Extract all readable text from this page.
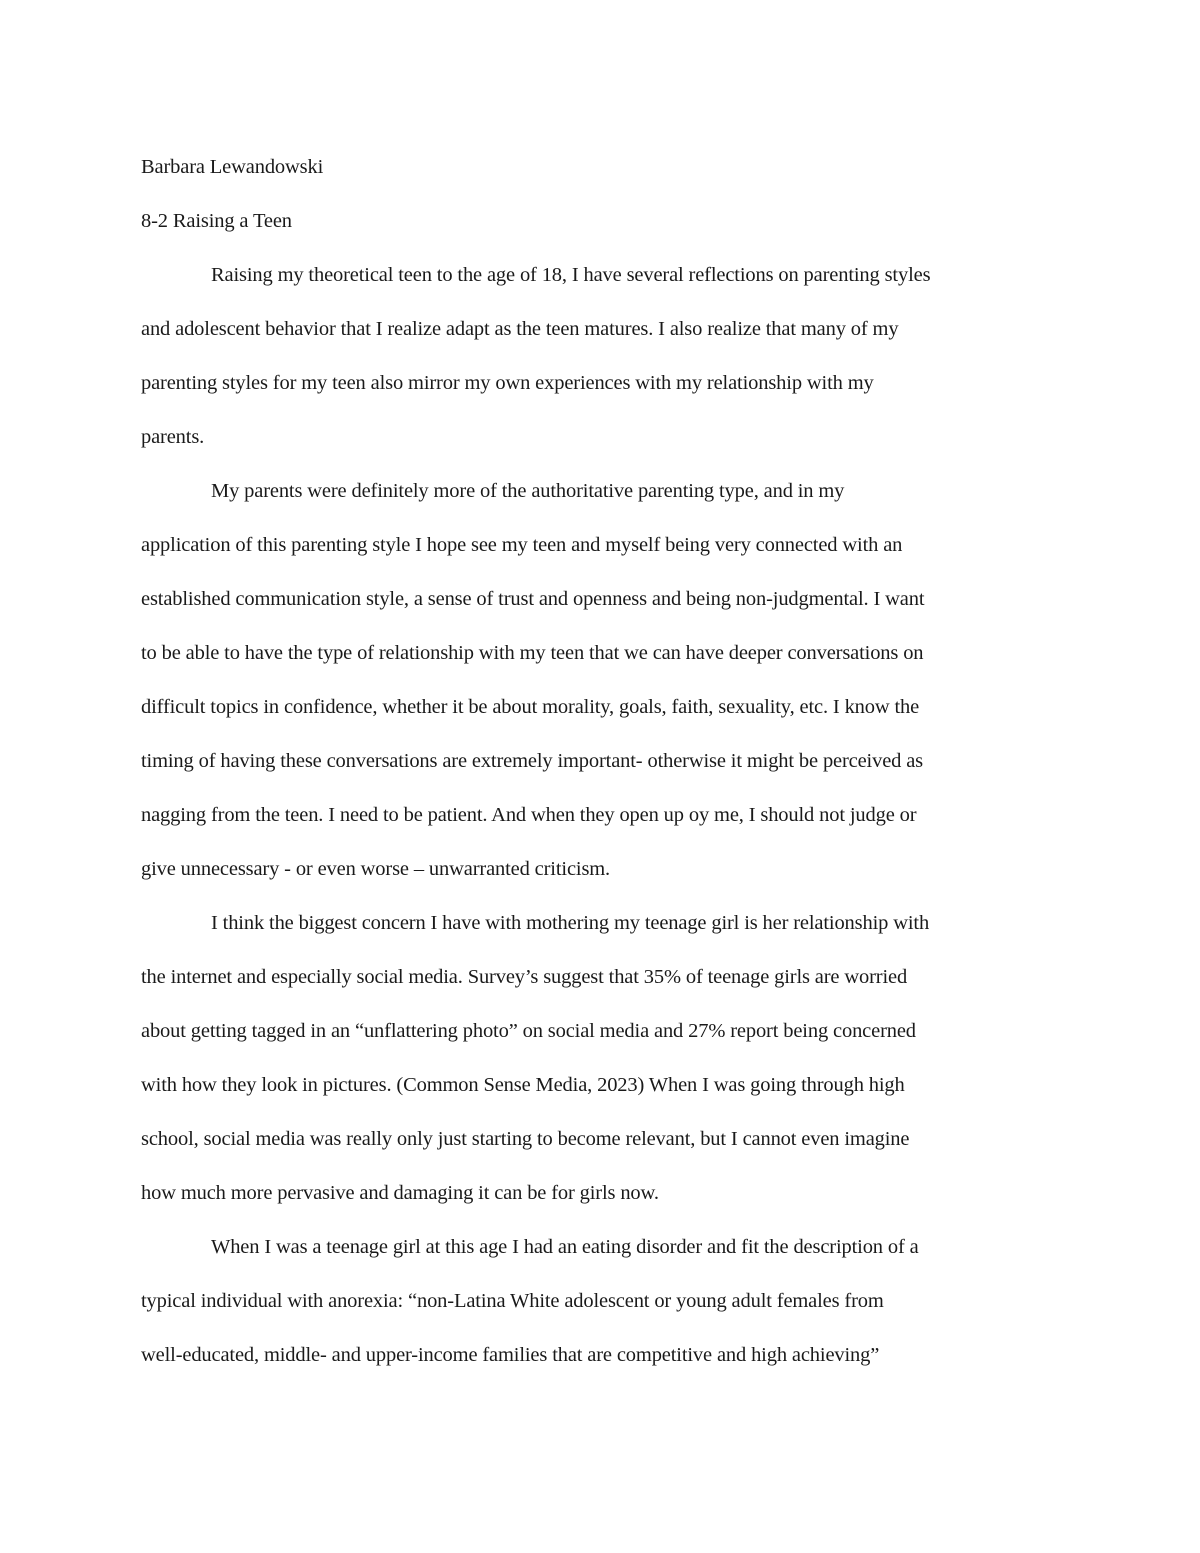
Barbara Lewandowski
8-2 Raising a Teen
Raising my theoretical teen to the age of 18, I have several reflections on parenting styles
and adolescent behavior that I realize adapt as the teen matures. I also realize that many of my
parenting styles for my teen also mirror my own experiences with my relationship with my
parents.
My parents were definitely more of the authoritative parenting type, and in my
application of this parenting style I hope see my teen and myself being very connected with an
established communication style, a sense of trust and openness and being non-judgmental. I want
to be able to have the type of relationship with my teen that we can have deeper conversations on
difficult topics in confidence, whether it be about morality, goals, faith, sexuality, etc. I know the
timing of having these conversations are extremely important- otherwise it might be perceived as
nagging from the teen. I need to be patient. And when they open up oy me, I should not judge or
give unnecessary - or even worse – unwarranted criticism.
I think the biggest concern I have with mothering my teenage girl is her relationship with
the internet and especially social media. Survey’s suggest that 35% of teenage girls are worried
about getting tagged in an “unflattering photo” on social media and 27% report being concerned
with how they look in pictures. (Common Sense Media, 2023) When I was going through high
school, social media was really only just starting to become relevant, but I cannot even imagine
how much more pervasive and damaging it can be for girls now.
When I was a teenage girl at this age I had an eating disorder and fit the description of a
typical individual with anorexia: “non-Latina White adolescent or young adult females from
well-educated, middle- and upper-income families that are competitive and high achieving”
...
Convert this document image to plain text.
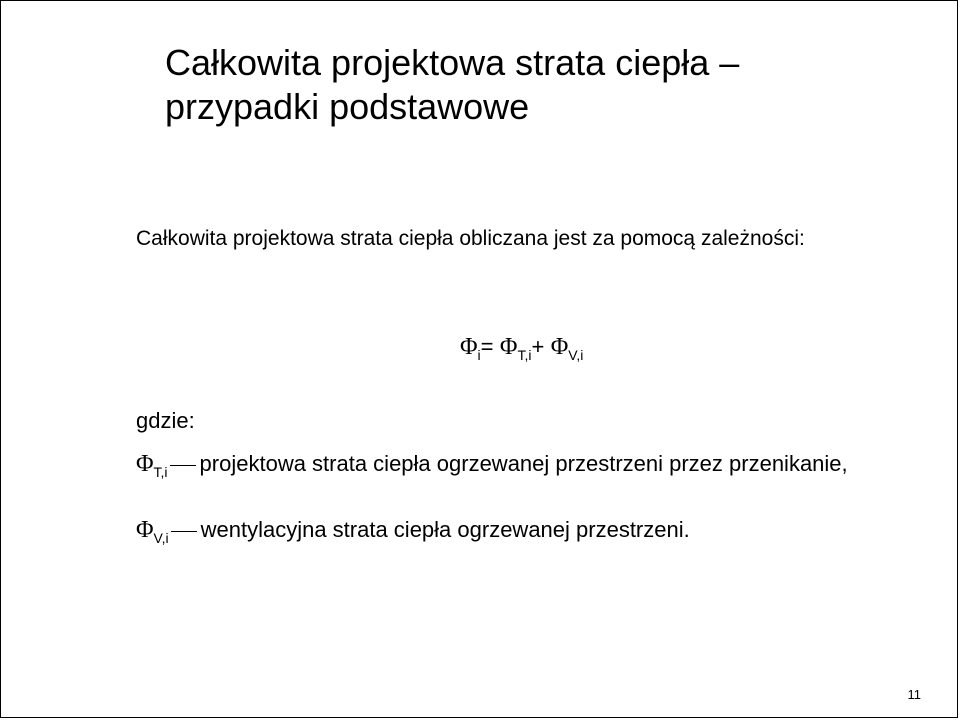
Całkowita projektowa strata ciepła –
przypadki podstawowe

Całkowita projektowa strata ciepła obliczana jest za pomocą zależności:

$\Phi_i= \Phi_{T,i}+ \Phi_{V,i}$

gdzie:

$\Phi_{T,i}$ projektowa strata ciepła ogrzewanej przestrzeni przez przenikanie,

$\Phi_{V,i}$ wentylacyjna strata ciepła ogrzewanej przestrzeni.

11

Directions:
Compute the number of lines above that contain the string "conversations". Reply with that value only.

Expected output:
2